#### INFORMATION SHOWN

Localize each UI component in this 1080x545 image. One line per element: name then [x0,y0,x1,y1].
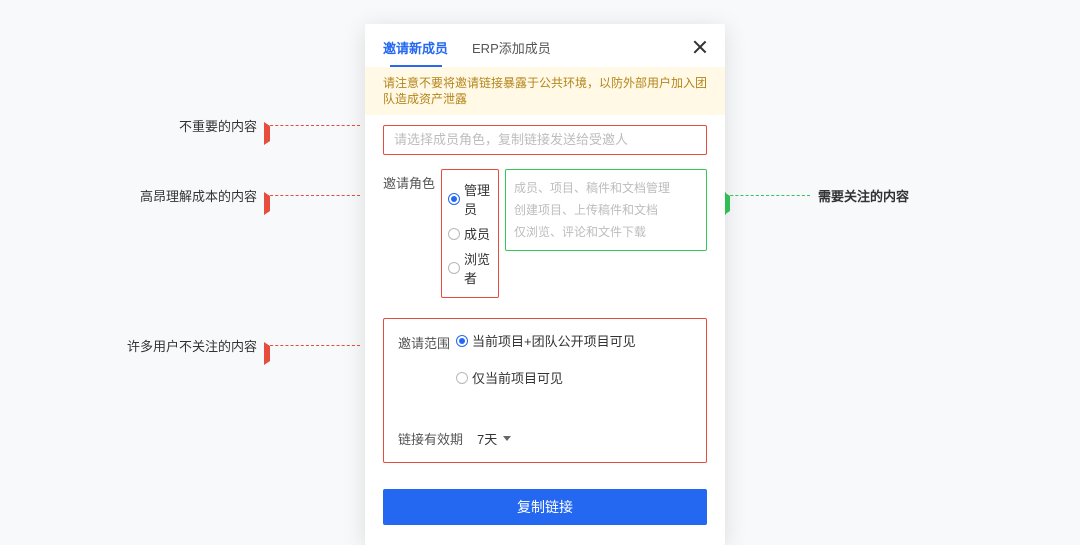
invite-role-row: 邀请角色 管理员 成员 浏览者 成员、项目、稿件和文档管理 创建项目、上传稿件和… [383,169,707,298]
tab-invite-new[interactable]: 邀请新成员 [383,38,448,67]
radio-icon [456,372,468,384]
annotation-ignored: 许多用户不关注的内容 [127,336,360,355]
annotation-unimportant: 不重要的内容 [179,116,360,135]
annotation-line [720,195,810,196]
role-member[interactable]: 成员 [448,224,492,243]
radio-icon [448,262,460,274]
scope-options: 当前项目+团队公开项目可见 仅当前项目可见 [456,331,692,387]
role-admin-label: 管理员 [464,180,492,218]
modal-body: 请选择成员角色，复制链接发送给受邀人 邀请角色 管理员 成员 浏览者 成员、项目 [365,115,725,467]
annotation-label: 不重要的内容 [179,116,257,135]
tab-erp-add[interactable]: ERP添加成员 [472,38,551,67]
annotation-line [265,125,360,126]
scope-option-public-label: 当前项目+团队公开项目可见 [472,331,636,350]
role-option-list: 管理员 成员 浏览者 [441,169,499,298]
scope-option-current[interactable]: 仅当前项目可见 [456,368,692,387]
modal-footer: 复制链接 [365,467,725,545]
annotation-high-cost: 高昂理解成本的内容 [140,186,360,205]
radio-icon [448,228,460,240]
role-admin[interactable]: 管理员 [448,180,492,218]
role-viewer-label: 浏览者 [464,249,492,287]
copy-link-button[interactable]: 复制链接 [383,489,707,525]
scope-option-public[interactable]: 当前项目+团队公开项目可见 [456,331,692,350]
link-expiry-value: 7天 [477,429,497,448]
scope-option-current-label: 仅当前项目可见 [472,368,563,387]
radio-icon [448,193,460,205]
role-admin-desc: 成员、项目、稿件和文档管理 [514,180,698,196]
invite-modal: 邀请新成员 ERP添加成员 请注意不要将邀请链接暴露于公共环境，以防外部用户加入… [365,24,725,545]
role-viewer-desc: 仅浏览、评论和文件下载 [514,224,698,240]
link-expiry-row: 链接有效期 7天 [398,429,692,448]
annotation-label: 许多用户不关注的内容 [127,336,257,355]
role-member-label: 成员 [464,224,490,243]
role-viewer[interactable]: 浏览者 [448,249,492,287]
chevron-down-icon [503,436,511,441]
scope-label: 邀请范围 [398,331,456,352]
annotation-line [265,345,360,346]
link-expiry-select[interactable]: 7天 [477,429,511,448]
modal-tabs: 邀请新成员 ERP添加成员 [365,24,725,67]
annotation-label: 高昂理解成本的内容 [140,186,257,205]
scope-row: 邀请范围 当前项目+团队公开项目可见 仅当前项目可见 [398,331,692,387]
radio-icon [456,335,468,347]
role-member-desc: 创建项目、上传稿件和文档 [514,202,698,218]
invite-scope-box: 邀请范围 当前项目+团队公开项目可见 仅当前项目可见 链接有效期 7天 [383,318,707,463]
close-icon[interactable] [691,38,709,56]
annotation-line [265,195,360,196]
link-expiry-label: 链接有效期 [398,429,463,448]
role-hint-input[interactable]: 请选择成员角色，复制链接发送给受邀人 [383,125,707,155]
invite-role-label: 邀请角色 [383,169,441,192]
warning-banner: 请注意不要将邀请链接暴露于公共环境，以防外部用户加入团队造成资产泄露 [365,67,725,115]
role-description-box: 成员、项目、稿件和文档管理 创建项目、上传稿件和文档 仅浏览、评论和文件下载 [505,169,707,251]
annotation-label: 需要关注的内容 [818,186,909,205]
annotation-attention: 需要关注的内容 [720,186,909,205]
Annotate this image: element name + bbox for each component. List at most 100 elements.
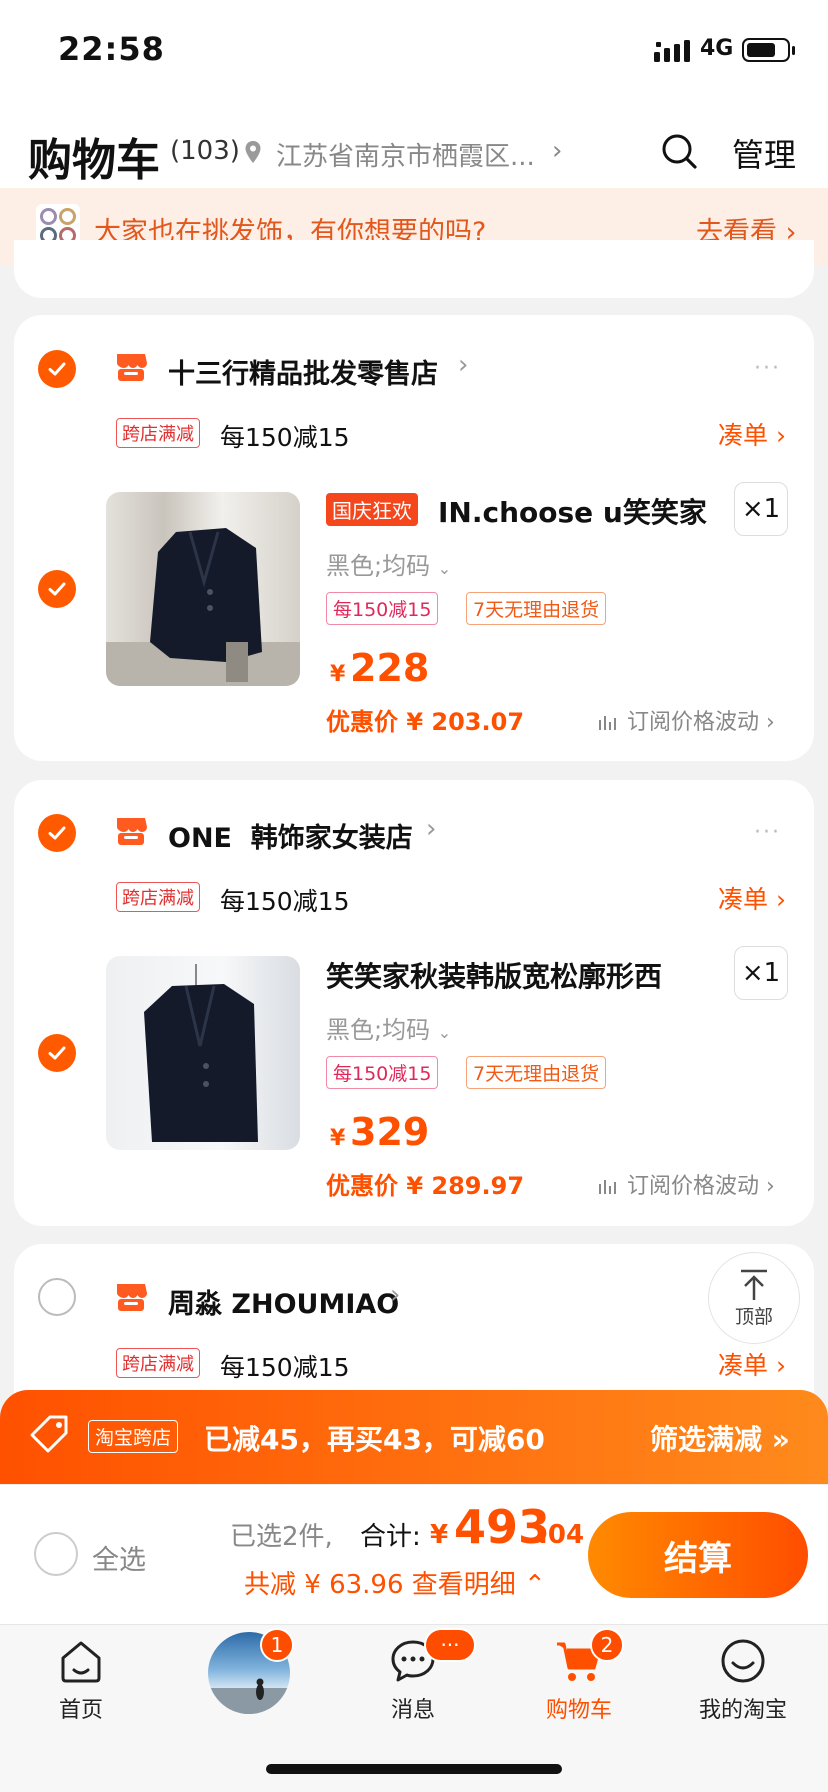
chevron-down-icon: ⌄ xyxy=(437,559,452,578)
product-discount-tag: 每150减15 xyxy=(326,592,439,625)
chart-icon xyxy=(599,1180,616,1194)
coudan-link[interactable]: 凑单 › xyxy=(718,1346,786,1382)
tab-my-taobao-label: 我的淘宝 xyxy=(698,1698,787,1723)
network-type: 4G xyxy=(700,36,734,61)
quantity-button[interactable]: ×1 xyxy=(734,946,788,1000)
filter-discount-link[interactable]: 筛选满减 » xyxy=(650,1418,790,1458)
select-all-label[interactable]: 全选 xyxy=(92,1538,146,1577)
cross-store-tag: 跨店满减 xyxy=(116,1348,200,1378)
price-watch-link[interactable]: 订阅价格波动 › xyxy=(598,1168,775,1200)
product-image[interactable] xyxy=(106,956,300,1150)
sku-label: 黑色;均码 xyxy=(326,1016,431,1044)
discount-rule: 每150减15 xyxy=(220,1353,350,1382)
check-icon xyxy=(48,582,66,596)
tab-cart[interactable]: 购物车 xyxy=(514,1636,644,1724)
shop-checkbox[interactable] xyxy=(38,1278,76,1316)
chevron-right-icon[interactable]: › xyxy=(426,814,436,844)
chart-icon xyxy=(599,716,616,730)
check-icon xyxy=(48,1046,66,1060)
total-label: 合计: xyxy=(360,1522,421,1552)
total-amount: 493 xyxy=(454,1500,551,1554)
tab-my-taobao[interactable]: 我的淘宝 xyxy=(678,1636,808,1724)
coudan-link[interactable]: 凑单 › xyxy=(718,416,786,452)
coudan-label: 凑单 xyxy=(718,421,769,450)
shop-checkbox[interactable] xyxy=(38,350,76,388)
product-discount-tag: 每150减15 xyxy=(326,1056,439,1089)
coupon-tag-icon xyxy=(30,1415,68,1453)
item-checkbox[interactable] xyxy=(38,1034,76,1072)
home-indicator[interactable] xyxy=(266,1764,562,1774)
return-policy-tag: 7天无理由退货 xyxy=(466,1056,607,1089)
more-icon[interactable]: ··· xyxy=(754,356,781,381)
cart-count: (103) xyxy=(170,136,240,166)
discount-rule: 每150减15 xyxy=(220,423,350,452)
price-watch-link[interactable]: 订阅价格波动 › xyxy=(598,704,775,736)
item-checkbox[interactable] xyxy=(38,570,76,608)
arrow-up-icon xyxy=(741,1269,767,1300)
chevron-up-icon: ⌃ xyxy=(524,1570,546,1600)
message-badge: ··· xyxy=(424,1628,476,1662)
shop-icon xyxy=(117,818,147,845)
tab-home[interactable]: 首页 xyxy=(16,1636,146,1724)
smile-icon xyxy=(721,1639,765,1683)
battery-icon xyxy=(742,38,790,62)
discount-price: 优惠价 ¥ 289.97 xyxy=(326,1172,525,1200)
tab-home-label: 首页 xyxy=(58,1698,103,1723)
shop-name[interactable]: 十三行精品批发零售店 xyxy=(168,352,438,391)
check-icon xyxy=(48,362,66,376)
currency-symbol: ¥ xyxy=(330,662,346,687)
check-icon xyxy=(48,826,66,840)
total-currency: ¥ xyxy=(430,1520,449,1550)
status-time: 22:58 xyxy=(58,30,165,68)
search-icon[interactable] xyxy=(660,132,698,170)
product-image[interactable] xyxy=(106,492,300,686)
back-to-top-label: 顶部 xyxy=(734,1305,773,1328)
battery-tip xyxy=(792,46,795,55)
checkout-button[interactable]: 结算 xyxy=(588,1512,808,1598)
select-all-checkbox[interactable] xyxy=(34,1532,78,1576)
previous-card-edge xyxy=(14,240,814,298)
notification-badge: 1 xyxy=(260,1628,294,1662)
location-pin-icon[interactable] xyxy=(244,140,262,164)
taobao-cross-store-tag: 淘宝跨店 xyxy=(88,1420,179,1453)
shop-name[interactable]: 周淼 ZHOUMIAO xyxy=(168,1282,399,1321)
home-icon xyxy=(61,1641,101,1683)
discount-rule: 每150减15 xyxy=(220,887,350,916)
shop-checkbox[interactable] xyxy=(38,814,76,852)
savings-label: 共减 ¥ 63.96 查看明细 xyxy=(244,1570,516,1600)
shop-icon xyxy=(117,1284,147,1311)
savings-detail-link[interactable]: 共减 ¥ 63.96 查看明细 ⌃ xyxy=(244,1564,546,1601)
discount-price: 优惠价 ¥ 203.07 xyxy=(326,708,525,736)
cross-store-tag: 跨店满减 xyxy=(116,418,200,448)
chevron-right-icon[interactable]: › xyxy=(390,1280,400,1310)
tab-messages-label: 消息 xyxy=(390,1698,435,1723)
quantity-button[interactable]: ×1 xyxy=(734,482,788,536)
product-sku[interactable]: 黑色;均码 ⌄ xyxy=(326,1010,451,1045)
return-policy-tag: 7天无理由退货 xyxy=(466,592,607,625)
cart-badge: 2 xyxy=(590,1628,624,1662)
back-to-top-button[interactable]: 顶部 xyxy=(708,1252,800,1344)
product-title[interactable]: 笑笑家秋装韩版宽松廓形西 xyxy=(326,955,662,995)
delivery-location[interactable]: 江苏省南京市栖霞区... xyxy=(276,136,535,173)
more-icon[interactable]: ··· xyxy=(754,820,781,845)
chevron-right-icon[interactable]: › xyxy=(552,136,562,166)
page-title: 购物车 xyxy=(28,135,160,186)
promo-bar-text: 已减45，再买43，可减60 xyxy=(204,1423,545,1456)
coudan-link[interactable]: 凑单 › xyxy=(718,880,786,916)
cross-store-tag: 跨店满减 xyxy=(116,882,200,912)
product-price: 329 xyxy=(350,1110,430,1154)
shop-name[interactable]: ONE 韩饰家女装店 xyxy=(168,816,413,855)
product-title[interactable]: IN.choose u笑笑家 xyxy=(438,491,707,531)
manage-button[interactable]: 管理 xyxy=(732,130,796,176)
promo-badge: 国庆狂欢 xyxy=(326,493,418,526)
selected-count: 已选2件, xyxy=(230,1522,333,1552)
product-price: 228 xyxy=(350,646,430,690)
total-decimal: .04 xyxy=(538,1520,585,1550)
filter-discount-label: 筛选满减 xyxy=(650,1423,763,1456)
coudan-label: 凑单 xyxy=(718,1351,769,1380)
product-sku[interactable]: 黑色;均码 ⌄ xyxy=(326,546,451,581)
signal-icon xyxy=(654,40,690,62)
tab-cart-label: 购物车 xyxy=(545,1698,612,1723)
price-watch-label: 订阅价格波动 xyxy=(627,710,760,735)
chevron-right-icon[interactable]: › xyxy=(458,350,468,380)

########

### JOB
Repeat everything from the line containing "invite-role-row: 邀请角色 管理员" down to the line containing "scope-option-current[interactable]: 仅当前项目可见 [456,368,692,387]", including both of those lines.

### OUTPUT BELOW
invite-role-row: 邀请角色 管理员 成员 浏览者 成员、项目、稿件和文档管理 创建项目、上传稿件和… [383,169,707,298]
tab-invite-new[interactable]: 邀请新成员 [383,38,448,67]
radio-icon [456,372,468,384]
annotation-ignored: 许多用户不关注的内容 [127,336,360,355]
annotation-unimportant: 不重要的内容 [179,116,360,135]
annotation-line [720,195,810,196]
role-member[interactable]: 成员 [448,224,492,243]
radio-icon [448,262,460,274]
scope-options: 当前项目+团队公开项目可见 仅当前项目可见 [456,331,692,387]
role-admin-label: 管理员 [464,180,492,218]
modal-body: 请选择成员角色，复制链接发送给受邀人 邀请角色 管理员 成员 浏览者 成员、项目 [365,115,725,467]
annotation-label: 不重要的内容 [179,116,257,135]
tab-erp-add[interactable]: ERP添加成员 [472,38,551,67]
annotation-line [265,125,360,126]
scope-option-public-label: 当前项目+团队公开项目可见 [472,331,636,350]
role-option-list: 管理员 成员 浏览者 [441,169,499,298]
scope-option-current[interactable]: 仅当前项目可见 [456,368,692,387]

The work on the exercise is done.